___ Material provided
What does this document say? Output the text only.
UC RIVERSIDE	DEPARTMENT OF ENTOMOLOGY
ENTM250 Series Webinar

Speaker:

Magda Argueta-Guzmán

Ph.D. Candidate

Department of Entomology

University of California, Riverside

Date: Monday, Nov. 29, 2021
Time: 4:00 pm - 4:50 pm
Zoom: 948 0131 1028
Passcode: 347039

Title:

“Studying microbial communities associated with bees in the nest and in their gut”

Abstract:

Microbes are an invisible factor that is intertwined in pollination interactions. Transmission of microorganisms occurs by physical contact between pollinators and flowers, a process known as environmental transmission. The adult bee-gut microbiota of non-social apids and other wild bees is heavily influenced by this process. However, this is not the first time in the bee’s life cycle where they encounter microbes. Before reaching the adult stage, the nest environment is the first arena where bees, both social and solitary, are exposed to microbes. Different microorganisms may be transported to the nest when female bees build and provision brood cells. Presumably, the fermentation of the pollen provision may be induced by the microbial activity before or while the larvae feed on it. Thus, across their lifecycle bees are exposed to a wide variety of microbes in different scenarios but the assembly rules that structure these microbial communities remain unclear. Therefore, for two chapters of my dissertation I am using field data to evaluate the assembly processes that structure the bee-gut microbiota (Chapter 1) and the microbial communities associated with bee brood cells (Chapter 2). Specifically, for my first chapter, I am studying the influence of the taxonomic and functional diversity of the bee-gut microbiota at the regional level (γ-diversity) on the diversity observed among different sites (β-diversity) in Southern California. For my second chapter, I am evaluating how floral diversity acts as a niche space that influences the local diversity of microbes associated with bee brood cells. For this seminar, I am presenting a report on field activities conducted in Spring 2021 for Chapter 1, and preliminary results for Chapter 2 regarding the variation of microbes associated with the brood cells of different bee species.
______
■ **Work request**
Please be sure to repeat every entry exactly.

■ **Answer to this task**
What does this document say? Output the text only.
UC RIVERSIDE	DEPARTMENT OF ENTOMOLOGY
ENTM250 Series Webinar

Speaker:

Magda Argueta-Guzmán

Ph.D. Candidate

Department of Entomology

University of California, Riverside

Date: Monday, Nov. 29, 2021
Time: 4:00 pm - 4:50 pm
Zoom: 948 0131 1028
Passcode: 347039

Title:

“Studying microbial communities associated with bees in the nest and in their gut”

Abstract:

Microbes are an invisible factor that is intertwined in pollination interactions. Transmission of microorganisms occurs by physical contact between pollinators and flowers, a process known as environmental transmission. The adult bee-gut microbiota of non-social apids and other wild bees is heavily influenced by this process. However, this is not the first time in the bee’s life cycle where they encounter microbes. Before reaching the adult stage, the nest environment is the first arena where bees, both social and solitary, are exposed to microbes. Different microorganisms may be transported to the nest when female bees build and provision brood cells. Presumably, the fermentation of the pollen provision may be induced by the microbial activity before or while the larvae feed on it. Thus, across their lifecycle bees are exposed to a wide variety of microbes in different scenarios but the assembly rules that structure these microbial communities remain unclear. Therefore, for two chapters of my dissertation I am using field data to evaluate the assembly processes that structure the bee-gut microbiota (Chapter 1) and the microbial communities associated with bee brood cells (Chapter 2). Specifically, for my first chapter, I am studying the influence of the taxonomic and functional diversity of the bee-gut microbiota at the regional level (γ-diversity) on the diversity observed among different sites (β-diversity) in Southern California. For my second chapter, I am evaluating how floral diversity acts as a niche space that influences the local diversity of microbes associated with bee brood cells. For this seminar, I am presenting a report on field activities conducted in Spring 2021 for Chapter 1, and preliminary results for Chapter 2 regarding the variation of microbes associated with the brood cells of different bee species.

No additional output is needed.